>> START Data provided

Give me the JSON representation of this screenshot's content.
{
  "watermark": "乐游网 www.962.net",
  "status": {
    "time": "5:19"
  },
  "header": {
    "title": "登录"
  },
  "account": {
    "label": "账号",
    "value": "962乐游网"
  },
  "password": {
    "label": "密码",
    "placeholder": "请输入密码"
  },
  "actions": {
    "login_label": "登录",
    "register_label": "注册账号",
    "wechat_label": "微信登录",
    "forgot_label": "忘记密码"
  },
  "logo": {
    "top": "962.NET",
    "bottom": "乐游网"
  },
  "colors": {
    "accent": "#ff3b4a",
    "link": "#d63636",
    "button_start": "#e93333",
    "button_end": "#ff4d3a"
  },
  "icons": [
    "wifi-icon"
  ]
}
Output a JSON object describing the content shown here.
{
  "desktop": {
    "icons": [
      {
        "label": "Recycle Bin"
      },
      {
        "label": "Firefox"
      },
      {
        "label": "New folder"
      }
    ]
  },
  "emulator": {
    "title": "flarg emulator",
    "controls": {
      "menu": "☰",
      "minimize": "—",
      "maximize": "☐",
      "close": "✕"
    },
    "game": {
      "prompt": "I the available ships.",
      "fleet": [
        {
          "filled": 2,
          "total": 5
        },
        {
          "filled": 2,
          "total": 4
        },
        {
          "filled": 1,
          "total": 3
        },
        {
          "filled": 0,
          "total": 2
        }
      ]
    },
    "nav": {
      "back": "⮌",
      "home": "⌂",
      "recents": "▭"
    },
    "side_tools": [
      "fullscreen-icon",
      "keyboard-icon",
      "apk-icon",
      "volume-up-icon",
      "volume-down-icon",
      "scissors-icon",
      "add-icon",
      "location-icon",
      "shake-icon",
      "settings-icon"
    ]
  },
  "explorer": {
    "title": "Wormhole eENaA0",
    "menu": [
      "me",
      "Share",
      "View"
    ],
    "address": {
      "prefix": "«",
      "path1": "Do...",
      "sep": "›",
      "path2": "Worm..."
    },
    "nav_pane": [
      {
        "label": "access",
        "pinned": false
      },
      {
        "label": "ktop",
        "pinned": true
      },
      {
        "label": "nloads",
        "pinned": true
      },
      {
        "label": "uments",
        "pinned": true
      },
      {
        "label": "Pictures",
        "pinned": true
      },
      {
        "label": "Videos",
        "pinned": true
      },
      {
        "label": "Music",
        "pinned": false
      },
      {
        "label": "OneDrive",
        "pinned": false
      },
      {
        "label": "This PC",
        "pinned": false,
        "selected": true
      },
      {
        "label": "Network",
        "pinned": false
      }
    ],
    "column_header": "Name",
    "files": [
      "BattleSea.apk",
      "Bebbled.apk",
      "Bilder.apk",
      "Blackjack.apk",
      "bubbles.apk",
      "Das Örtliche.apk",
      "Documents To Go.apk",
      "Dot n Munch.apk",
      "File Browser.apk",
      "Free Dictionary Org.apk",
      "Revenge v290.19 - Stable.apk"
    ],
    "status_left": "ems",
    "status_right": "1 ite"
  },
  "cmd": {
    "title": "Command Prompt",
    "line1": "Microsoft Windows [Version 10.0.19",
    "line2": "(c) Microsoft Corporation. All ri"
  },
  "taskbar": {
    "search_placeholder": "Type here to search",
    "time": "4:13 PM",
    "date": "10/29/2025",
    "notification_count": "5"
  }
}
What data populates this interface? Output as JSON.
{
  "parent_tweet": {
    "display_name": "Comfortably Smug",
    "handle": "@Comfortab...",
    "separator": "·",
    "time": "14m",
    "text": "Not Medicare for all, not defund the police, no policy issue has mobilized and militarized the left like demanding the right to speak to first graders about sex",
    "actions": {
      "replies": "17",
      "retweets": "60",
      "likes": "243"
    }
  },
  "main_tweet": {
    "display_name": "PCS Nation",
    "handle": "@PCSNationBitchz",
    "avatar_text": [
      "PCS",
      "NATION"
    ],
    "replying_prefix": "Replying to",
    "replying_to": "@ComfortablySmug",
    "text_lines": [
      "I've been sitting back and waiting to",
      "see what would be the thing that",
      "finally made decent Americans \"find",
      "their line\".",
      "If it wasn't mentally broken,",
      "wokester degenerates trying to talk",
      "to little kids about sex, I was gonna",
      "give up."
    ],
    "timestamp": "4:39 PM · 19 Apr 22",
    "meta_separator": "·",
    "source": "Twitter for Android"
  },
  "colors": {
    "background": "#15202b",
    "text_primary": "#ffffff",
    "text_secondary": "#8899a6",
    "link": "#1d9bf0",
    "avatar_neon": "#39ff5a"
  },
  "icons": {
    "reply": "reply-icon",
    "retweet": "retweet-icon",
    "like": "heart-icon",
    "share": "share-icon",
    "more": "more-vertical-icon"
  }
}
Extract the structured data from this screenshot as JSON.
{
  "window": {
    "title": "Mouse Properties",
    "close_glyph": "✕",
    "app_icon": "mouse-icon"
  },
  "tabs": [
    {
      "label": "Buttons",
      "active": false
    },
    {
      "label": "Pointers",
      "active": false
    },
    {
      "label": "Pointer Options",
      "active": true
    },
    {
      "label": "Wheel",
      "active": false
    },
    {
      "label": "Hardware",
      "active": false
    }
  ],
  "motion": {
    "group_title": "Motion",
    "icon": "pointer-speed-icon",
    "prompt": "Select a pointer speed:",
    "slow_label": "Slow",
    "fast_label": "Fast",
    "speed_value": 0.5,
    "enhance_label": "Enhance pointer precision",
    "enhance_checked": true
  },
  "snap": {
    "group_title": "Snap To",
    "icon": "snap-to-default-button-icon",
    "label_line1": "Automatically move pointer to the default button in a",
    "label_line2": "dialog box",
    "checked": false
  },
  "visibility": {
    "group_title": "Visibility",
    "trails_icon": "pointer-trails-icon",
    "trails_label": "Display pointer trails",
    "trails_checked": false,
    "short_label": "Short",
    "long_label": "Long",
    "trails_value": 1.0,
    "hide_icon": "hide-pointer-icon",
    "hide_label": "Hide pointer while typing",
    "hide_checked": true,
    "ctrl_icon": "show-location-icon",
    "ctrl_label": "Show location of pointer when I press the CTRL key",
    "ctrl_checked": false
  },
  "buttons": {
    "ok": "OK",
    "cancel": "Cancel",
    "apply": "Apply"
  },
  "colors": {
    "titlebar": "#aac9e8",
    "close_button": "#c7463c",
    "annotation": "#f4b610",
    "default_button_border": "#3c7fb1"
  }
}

>> END Data provided

### Written task
Repeat every entry word for word.

### The answer
Give me the JSON representation of this screenshot's content.
{
  "watermark": "乐游网 www.962.net",
  "status": {
    "time": "5:19"
  },
  "header": {
    "title": "登录"
  },
  "account": {
    "label": "账号",
    "value": "962乐游网"
  },
  "password": {
    "label": "密码",
    "placeholder": "请输入密码"
  },
  "actions": {
    "login_label": "登录",
    "register_label": "注册账号",
    "wechat_label": "微信登录",
    "forgot_label": "忘记密码"
  },
  "logo": {
    "top": "962.NET",
    "bottom": "乐游网"
  },
  "colors": {
    "accent": "#ff3b4a",
    "link": "#d63636",
    "button_start": "#e93333",
    "button_end": "#ff4d3a"
  },
  "icons": [
    "wifi-icon"
  ]
}
Output a JSON object describing the content shown here.
{
  "desktop": {
    "icons": [
      {
        "label": "Recycle Bin"
      },
      {
        "label": "Firefox"
      },
      {
        "label": "New folder"
      }
    ]
  },
  "emulator": {
    "title": "flarg emulator",
    "controls": {
      "menu": "☰",
      "minimize": "—",
      "maximize": "☐",
      "close": "✕"
    },
    "game": {
      "prompt": "I the available ships.",
      "fleet": [
        {
          "filled": 2,
          "total": 5
        },
        {
          "filled": 2,
          "total": 4
        },
        {
          "filled": 1,
          "total": 3
        },
        {
          "filled": 0,
          "total": 2
        }
      ]
    },
    "nav": {
      "back": "⮌",
      "home": "⌂",
      "recents": "▭"
    },
    "side_tools": [
      "fullscreen-icon",
      "keyboard-icon",
      "apk-icon",
      "volume-up-icon",
      "volume-down-icon",
      "scissors-icon",
      "add-icon",
      "location-icon",
      "shake-icon",
      "settings-icon"
    ]
  },
  "explorer": {
    "title": "Wormhole eENaA0",
    "menu": [
      "me",
      "Share",
      "View"
    ],
    "address": {
      "prefix": "«",
      "path1": "Do...",
      "sep": "›",
      "path2": "Worm..."
    },
    "nav_pane": [
      {
        "label": "access",
        "pinned": false
      },
      {
        "label": "ktop",
        "pinned": true
      },
      {
        "label": "nloads",
        "pinned": true
      },
      {
        "label": "uments",
        "pinned": true
      },
      {
        "label": "Pictures",
        "pinned": true
      },
      {
        "label": "Videos",
        "pinned": true
      },
      {
        "label": "Music",
        "pinned": false
      },
      {
        "label": "OneDrive",
        "pinned": false
      },
      {
        "label": "This PC",
        "pinned": false,
        "selected": true
      },
      {
        "label": "Network",
        "pinned": false
      }
    ],
    "column_header": "Name",
    "files": [
      "BattleSea.apk",
      "Bebbled.apk",
      "Bilder.apk",
      "Blackjack.apk",
      "bubbles.apk",
      "Das Örtliche.apk",
      "Documents To Go.apk",
      "Dot n Munch.apk",
      "File Browser.apk",
      "Free Dictionary Org.apk",
      "Revenge v290.19 - Stable.apk"
    ],
    "status_left": "ems",
    "status_right": "1 ite"
  },
  "cmd": {
    "title": "Command Prompt",
    "line1": "Microsoft Windows [Version 10.0.19",
    "line2": "(c) Microsoft Corporation. All ri"
  },
  "taskbar": {
    "search_placeholder": "Type here to search",
    "time": "4:13 PM",
    "date": "10/29/2025",
    "notification_count": "5"
  }
}
What data populates this interface? Output as JSON.
{
  "parent_tweet": {
    "display_name": "Comfortably Smug",
    "handle": "@Comfortab...",
    "separator": "·",
    "time": "14m",
    "text": "Not Medicare for all, not defund the police, no policy issue has mobilized and militarized the left like demanding the right to speak to first graders about sex",
    "actions": {
      "replies": "17",
      "retweets": "60",
      "likes": "243"
    }
  },
  "main_tweet": {
    "display_name": "PCS Nation",
    "handle": "@PCSNationBitchz",
    "avatar_text": [
      "PCS",
      "NATION"
    ],
    "replying_prefix": "Replying to",
    "replying_to": "@ComfortablySmug",
    "text_lines": [
      "I've been sitting back and waiting to",
      "see what would be the thing that",
      "finally made decent Americans \"find",
      "their line\".",
      "If it wasn't mentally broken,",
      "wokester degenerates trying to talk",
      "to little kids about sex, I was gonna",
      "give up."
    ],
    "timestamp": "4:39 PM · 19 Apr 22",
    "meta_separator": "·",
    "source": "Twitter for Android"
  },
  "colors": {
    "background": "#15202b",
    "text_primary": "#ffffff",
    "text_secondary": "#8899a6",
    "link": "#1d9bf0",
    "avatar_neon": "#39ff5a"
  },
  "icons": {
    "reply": "reply-icon",
    "retweet": "retweet-icon",
    "like": "heart-icon",
    "share": "share-icon",
    "more": "more-vertical-icon"
  }
}
Extract the structured data from this screenshot as JSON.
{
  "window": {
    "title": "Mouse Properties",
    "close_glyph": "✕",
    "app_icon": "mouse-icon"
  },
  "tabs": [
    {
      "label": "Buttons",
      "active": false
    },
    {
      "label": "Pointers",
      "active": false
    },
    {
      "label": "Pointer Options",
      "active": true
    },
    {
      "label": "Wheel",
      "active": false
    },
    {
      "label": "Hardware",
      "active": false
    }
  ],
  "motion": {
    "group_title": "Motion",
    "icon": "pointer-speed-icon",
    "prompt": "Select a pointer speed:",
    "slow_label": "Slow",
    "fast_label": "Fast",
    "speed_value": 0.5,
    "enhance_label": "Enhance pointer precision",
    "enhance_checked": true
  },
  "snap": {
    "group_title": "Snap To",
    "icon": "snap-to-default-button-icon",
    "label_line1": "Automatically move pointer to the default button in a",
    "label_line2": "dialog box",
    "checked": false
  },
  "visibility": {
    "group_title": "Visibility",
    "trails_icon": "pointer-trails-icon",
    "trails_label": "Display pointer trails",
    "trails_checked": false,
    "short_label": "Short",
    "long_label": "Long",
    "trails_value": 1.0,
    "hide_icon": "hide-pointer-icon",
    "hide_label": "Hide pointer while typing",
    "hide_checked": true,
    "ctrl_icon": "show-location-icon",
    "ctrl_label": "Show location of pointer when I press the CTRL key",
    "ctrl_checked": false
  },
  "buttons": {
    "ok": "OK",
    "cancel": "Cancel",
    "apply": "Apply"
  },
  "colors": {
    "titlebar": "#aac9e8",
    "close_button": "#c7463c",
    "annotation": "#f4b610",
    "default_button_border": "#3c7fb1"
  }
}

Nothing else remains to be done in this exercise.